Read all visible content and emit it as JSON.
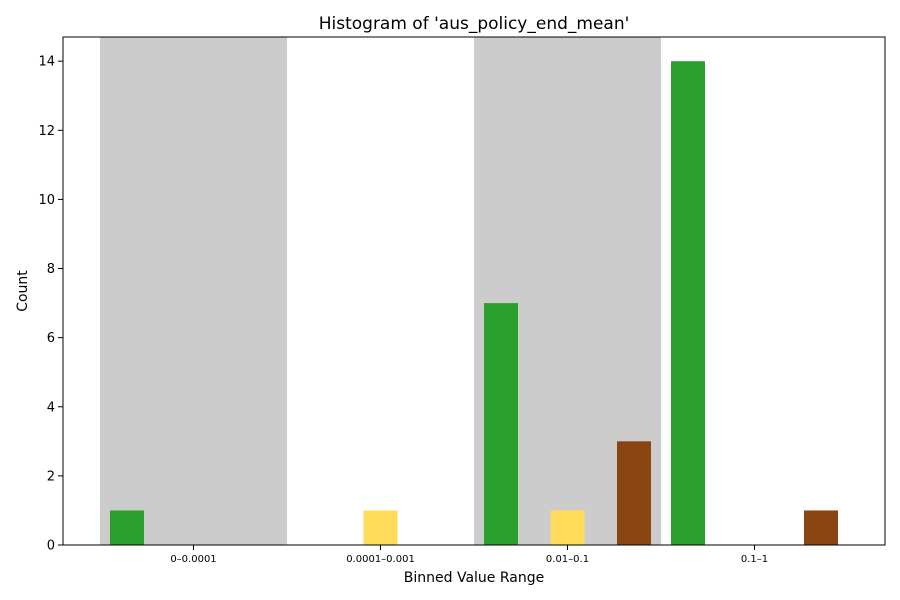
{
  "chart_data": {
    "type": "bar",
    "title": "Histogram of 'aus_policy_end_mean'",
    "xlabel": "Binned Value Range",
    "ylabel": "Count",
    "categories": [
      "0–0.0001",
      "0.0001–0.001",
      "0.01–0.1",
      "0.1–1"
    ],
    "ylim": [
      0,
      14.7
    ],
    "yticks": [
      0,
      2,
      4,
      6,
      8,
      10,
      12,
      14
    ],
    "grid": false,
    "legend": "none",
    "shaded_categories": [
      "0–0.0001",
      "0.01–0.1"
    ],
    "shade_color": "#cccccc",
    "series": [
      {
        "color": "#2ca02c",
        "values": [
          1,
          0,
          7,
          14
        ]
      },
      {
        "color": "#ffdc5a",
        "values": [
          0,
          1,
          1,
          0
        ]
      },
      {
        "color": "#8b4513",
        "values": [
          0,
          0,
          3,
          1
        ]
      }
    ]
  }
}
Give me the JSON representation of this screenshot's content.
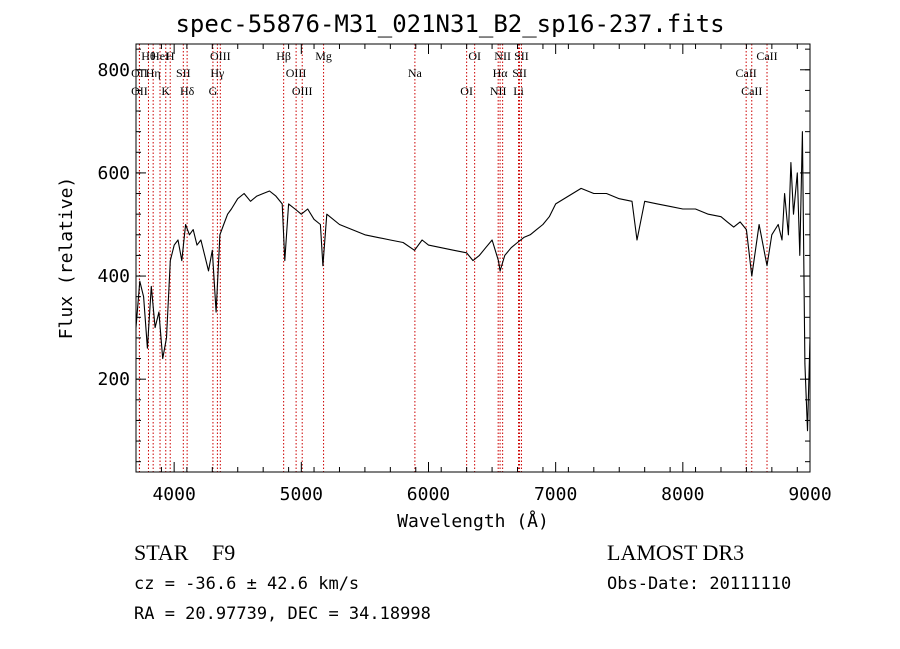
{
  "title": "spec-55876-M31_021N31_B2_sp16-237.fits",
  "footer": {
    "class": "STAR    F9",
    "survey": "LAMOST DR3",
    "cz": "cz = -36.6 ± 42.6 km/s",
    "obs_date": "Obs-Date: 20111110",
    "radec": "RA =  20.97739, DEC =  34.18998"
  },
  "colors": {
    "line": "#cc0000",
    "spectrum": "#000000",
    "axes": "#000000"
  },
  "chart_data": {
    "type": "line",
    "title": "spec-55876-M31_021N31_B2_sp16-237.fits",
    "xlabel": "Wavelength (Å)",
    "ylabel": "Flux (relative)",
    "xlim": [
      3700,
      9000
    ],
    "ylim": [
      20,
      850
    ],
    "xticks": [
      4000,
      5000,
      6000,
      7000,
      8000,
      9000
    ],
    "yticks": [
      200,
      400,
      600,
      800
    ],
    "grid": false,
    "series": [
      {
        "x": [
          3700,
          3730,
          3760,
          3790,
          3820,
          3850,
          3880,
          3910,
          3940,
          3970,
          4000,
          4030,
          4060,
          4090,
          4120,
          4150,
          4180,
          4210,
          4240,
          4270,
          4300,
          4330,
          4360,
          4390,
          4420,
          4450,
          4500,
          4550,
          4600,
          4650,
          4700,
          4750,
          4800,
          4850,
          4870,
          4900,
          4950,
          5000,
          5050,
          5100,
          5150,
          5170,
          5200,
          5300,
          5400,
          5500,
          5600,
          5700,
          5800,
          5890,
          5950,
          6000,
          6100,
          6200,
          6300,
          6350,
          6400,
          6450,
          6500,
          6550,
          6563,
          6600,
          6650,
          6700,
          6750,
          6800,
          6850,
          6900,
          6950,
          7000,
          7100,
          7200,
          7300,
          7400,
          7500,
          7600,
          7640,
          7700,
          7800,
          7900,
          8000,
          8100,
          8200,
          8300,
          8350,
          8400,
          8450,
          8500,
          8542,
          8600,
          8662,
          8700,
          8750,
          8780,
          8800,
          8830,
          8850,
          8870,
          8900,
          8920,
          8940,
          8960,
          8980,
          9000
        ],
        "y": [
          300,
          390,
          360,
          260,
          380,
          300,
          330,
          240,
          280,
          430,
          460,
          470,
          430,
          500,
          480,
          490,
          460,
          470,
          440,
          410,
          450,
          330,
          480,
          500,
          520,
          530,
          550,
          560,
          545,
          555,
          560,
          565,
          555,
          540,
          430,
          540,
          530,
          520,
          530,
          510,
          500,
          420,
          520,
          500,
          490,
          480,
          475,
          470,
          465,
          450,
          470,
          460,
          455,
          450,
          445,
          430,
          440,
          455,
          470,
          430,
          410,
          440,
          455,
          465,
          475,
          480,
          490,
          500,
          515,
          540,
          555,
          570,
          560,
          560,
          550,
          545,
          470,
          545,
          540,
          535,
          530,
          530,
          520,
          515,
          505,
          495,
          505,
          490,
          400,
          500,
          420,
          480,
          500,
          470,
          560,
          480,
          620,
          520,
          600,
          440,
          680,
          230,
          100,
          280
        ]
      }
    ],
    "lines": [
      {
        "name": "Hθ",
        "wave": 3798
      },
      {
        "name": "OII",
        "wave": 3727
      },
      {
        "name": "OII",
        "wave": 3727
      },
      {
        "name": "HeI",
        "wave": 3889
      },
      {
        "name": "Hη",
        "wave": 3835
      },
      {
        "name": "K",
        "wave": 3934
      },
      {
        "name": "H",
        "wave": 3969
      },
      {
        "name": "SII",
        "wave": 4072
      },
      {
        "name": "Hδ",
        "wave": 4102
      },
      {
        "name": "OIII",
        "wave": 4363
      },
      {
        "name": "Hγ",
        "wave": 4340
      },
      {
        "name": "G",
        "wave": 4305
      },
      {
        "name": "Hβ",
        "wave": 4861
      },
      {
        "name": "OIII",
        "wave": 4959
      },
      {
        "name": "OIII",
        "wave": 5007
      },
      {
        "name": "Mg",
        "wave": 5175
      },
      {
        "name": "Na",
        "wave": 5893
      },
      {
        "name": "OI",
        "wave": 6300
      },
      {
        "name": "OI",
        "wave": 6363
      },
      {
        "name": "Hα",
        "wave": 6563
      },
      {
        "name": "NII",
        "wave": 6548
      },
      {
        "name": "NII",
        "wave": 6583
      },
      {
        "name": "SII",
        "wave": 6716
      },
      {
        "name": "Li",
        "wave": 6708
      },
      {
        "name": "SII",
        "wave": 6731
      },
      {
        "name": "CaII",
        "wave": 8498
      },
      {
        "name": "CaII",
        "wave": 8542
      },
      {
        "name": "CaII",
        "wave": 8662
      }
    ]
  }
}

________

> [TASK INSTRUCTIONS]: Excluding the pictures, restate the records above word for word.

> [RESULT OF THIS TASK]:
Read all visible content and emit it as JSON.
{
  "chart_data": {
    "type": "bar",
    "title": "Histogram of 'aus_policy_end_mean'",
    "xlabel": "Binned Value Range",
    "ylabel": "Count",
    "categories": [
      "0–0.0001",
      "0.0001–0.001",
      "0.01–0.1",
      "0.1–1"
    ],
    "ylim": [
      0,
      14.7
    ],
    "yticks": [
      0,
      2,
      4,
      6,
      8,
      10,
      12,
      14
    ],
    "grid": false,
    "legend": "none",
    "shaded_categories": [
      "0–0.0001",
      "0.01–0.1"
    ],
    "shade_color": "#cccccc",
    "series": [
      {
        "color": "#2ca02c",
        "values": [
          1,
          0,
          7,
          14
        ]
      },
      {
        "color": "#ffdc5a",
        "values": [
          0,
          1,
          1,
          0
        ]
      },
      {
        "color": "#8b4513",
        "values": [
          0,
          0,
          3,
          1
        ]
      }
    ]
  }
}
Give me the JSON representation of this screenshot's content.
{
  "title": "spec-55876-M31_021N31_B2_sp16-237.fits",
  "footer": {
    "class": "STAR    F9",
    "survey": "LAMOST DR3",
    "cz": "cz = -36.6 ± 42.6 km/s",
    "obs_date": "Obs-Date: 20111110",
    "radec": "RA =  20.97739, DEC =  34.18998"
  },
  "colors": {
    "line": "#cc0000",
    "spectrum": "#000000",
    "axes": "#000000"
  },
  "chart_data": {
    "type": "line",
    "title": "spec-55876-M31_021N31_B2_sp16-237.fits",
    "xlabel": "Wavelength (Å)",
    "ylabel": "Flux (relative)",
    "xlim": [
      3700,
      9000
    ],
    "ylim": [
      20,
      850
    ],
    "xticks": [
      4000,
      5000,
      6000,
      7000,
      8000,
      9000
    ],
    "yticks": [
      200,
      400,
      600,
      800
    ],
    "grid": false,
    "series": [
      {
        "x": [
          3700,
          3730,
          3760,
          3790,
          3820,
          3850,
          3880,
          3910,
          3940,
          3970,
          4000,
          4030,
          4060,
          4090,
          4120,
          4150,
          4180,
          4210,
          4240,
          4270,
          4300,
          4330,
          4360,
          4390,
          4420,
          4450,
          4500,
          4550,
          4600,
          4650,
          4700,
          4750,
          4800,
          4850,
          4870,
          4900,
          4950,
          5000,
          5050,
          5100,
          5150,
          5170,
          5200,
          5300,
          5400,
          5500,
          5600,
          5700,
          5800,
          5890,
          5950,
          6000,
          6100,
          6200,
          6300,
          6350,
          6400,
          6450,
          6500,
          6550,
          6563,
          6600,
          6650,
          6700,
          6750,
          6800,
          6850,
          6900,
          6950,
          7000,
          7100,
          7200,
          7300,
          7400,
          7500,
          7600,
          7640,
          7700,
          7800,
          7900,
          8000,
          8100,
          8200,
          8300,
          8350,
          8400,
          8450,
          8500,
          8542,
          8600,
          8662,
          8700,
          8750,
          8780,
          8800,
          8830,
          8850,
          8870,
          8900,
          8920,
          8940,
          8960,
          8980,
          9000
        ],
        "y": [
          300,
          390,
          360,
          260,
          380,
          300,
          330,
          240,
          280,
          430,
          460,
          470,
          430,
          500,
          480,
          490,
          460,
          470,
          440,
          410,
          450,
          330,
          480,
          500,
          520,
          530,
          550,
          560,
          545,
          555,
          560,
          565,
          555,
          540,
          430,
          540,
          530,
          520,
          530,
          510,
          500,
          420,
          520,
          500,
          490,
          480,
          475,
          470,
          465,
          450,
          470,
          460,
          455,
          450,
          445,
          430,
          440,
          455,
          470,
          430,
          410,
          440,
          455,
          465,
          475,
          480,
          490,
          500,
          515,
          540,
          555,
          570,
          560,
          560,
          550,
          545,
          470,
          545,
          540,
          535,
          530,
          530,
          520,
          515,
          505,
          495,
          505,
          490,
          400,
          500,
          420,
          480,
          500,
          470,
          560,
          480,
          620,
          520,
          600,
          440,
          680,
          230,
          100,
          280
        ]
      }
    ],
    "lines": [
      {
        "name": "Hθ",
        "wave": 3798
      },
      {
        "name": "OII",
        "wave": 3727
      },
      {
        "name": "OII",
        "wave": 3727
      },
      {
        "name": "HeI",
        "wave": 3889
      },
      {
        "name": "Hη",
        "wave": 3835
      },
      {
        "name": "K",
        "wave": 3934
      },
      {
        "name": "H",
        "wave": 3969
      },
      {
        "name": "SII",
        "wave": 4072
      },
      {
        "name": "Hδ",
        "wave": 4102
      },
      {
        "name": "OIII",
        "wave": 4363
      },
      {
        "name": "Hγ",
        "wave": 4340
      },
      {
        "name": "G",
        "wave": 4305
      },
      {
        "name": "Hβ",
        "wave": 4861
      },
      {
        "name": "OIII",
        "wave": 4959
      },
      {
        "name": "OIII",
        "wave": 5007
      },
      {
        "name": "Mg",
        "wave": 5175
      },
      {
        "name": "Na",
        "wave": 5893
      },
      {
        "name": "OI",
        "wave": 6300
      },
      {
        "name": "OI",
        "wave": 6363
      },
      {
        "name": "Hα",
        "wave": 6563
      },
      {
        "name": "NII",
        "wave": 6548
      },
      {
        "name": "NII",
        "wave": 6583
      },
      {
        "name": "SII",
        "wave": 6716
      },
      {
        "name": "Li",
        "wave": 6708
      },
      {
        "name": "SII",
        "wave": 6731
      },
      {
        "name": "CaII",
        "wave": 8498
      },
      {
        "name": "CaII",
        "wave": 8542
      },
      {
        "name": "CaII",
        "wave": 8662
      }
    ]
  }
}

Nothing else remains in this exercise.